**Passage to read:**

————————

I’m not sure I understand the distinction you are making here. This line writes the file SeqIO.write(seq_object , 'sequence.fasta' , 'fasta'), the line I provide then takes that file, opens it as bytes (which is what st.download wants to see as its data), then provides it to the download button. Are you saying that doesn’t work as a roundtrip, that sequence.fasta from the download button doesn’t match the file that’s written from SeqIO?
Actually, the sequence.fasta file from the download button and the file that’s written from SeqIO.write() are the same, but, the content of ‘sequence.fasta’ file is going to change each time a user uploads a different genbank file.
The idea that I want to know if it will work or not is :
I’m going to create an empty file named “sequence.fasta” then deploy it with the main application file. So each time a user uploads a new genbank file, the SeqIO.write() function writes the new data to that empty file (in GitHub Repo), then the 'open with () takes the ‘sequence.fasta’ containing the new data and provides it to st.download_button () as bytes .
Is this type of file exchange between Streamlit and GitHub possible or not ? To be honest, I’ve never tested that before?
Please check the figure below for better understanding of my idea.
Based on the Streamlit top-down execution model, you are going to write over the same file every time. So yes, it would work each time within a session.

————————

Element box records:
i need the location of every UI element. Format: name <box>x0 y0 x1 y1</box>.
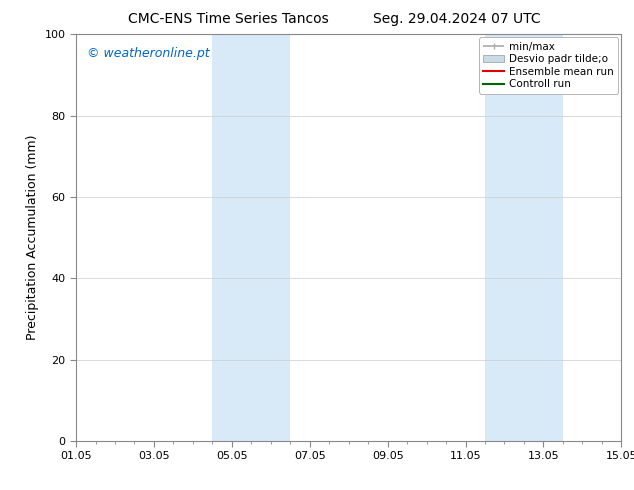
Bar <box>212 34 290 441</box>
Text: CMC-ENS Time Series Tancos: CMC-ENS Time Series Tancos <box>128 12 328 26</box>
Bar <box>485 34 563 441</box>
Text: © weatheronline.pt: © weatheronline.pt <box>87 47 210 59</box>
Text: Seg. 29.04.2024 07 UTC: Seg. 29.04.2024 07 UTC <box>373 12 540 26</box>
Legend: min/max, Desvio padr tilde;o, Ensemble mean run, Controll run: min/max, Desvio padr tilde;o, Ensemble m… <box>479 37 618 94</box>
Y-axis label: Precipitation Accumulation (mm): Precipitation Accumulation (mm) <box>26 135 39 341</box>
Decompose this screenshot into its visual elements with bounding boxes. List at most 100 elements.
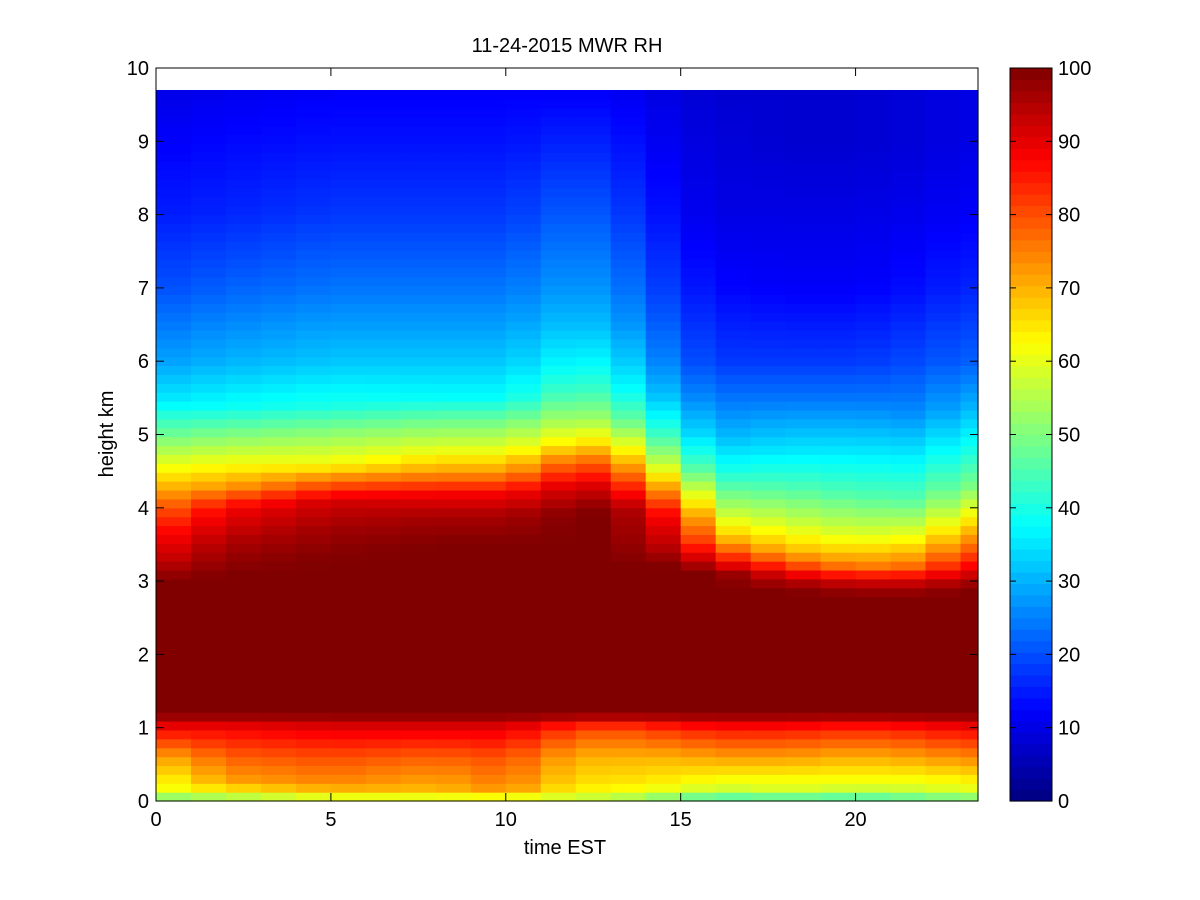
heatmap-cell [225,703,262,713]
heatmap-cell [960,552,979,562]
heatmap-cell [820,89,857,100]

————————

**Directive:** Write out the passage on Streamlit file downloads word for word, beginning at the words "The idea that" and stopping after the words "tested that before?".

**Task output:**
The idea that I want to know if it will work or not is :
I’m going to create an empty file named “sequence.fasta” then deploy it with the main application file. So each time a user uploads a new genbank file, the SeqIO.write() function writes the new data to that empty file (in GitHub Repo), then the 'open with () takes the ‘sequence.fasta’ containing the new data and provides it to st.download_button () as bytes .
Is this type of file exchange between Streamlit and GitHub possible or not ? To be honest, I’ve never tested that before?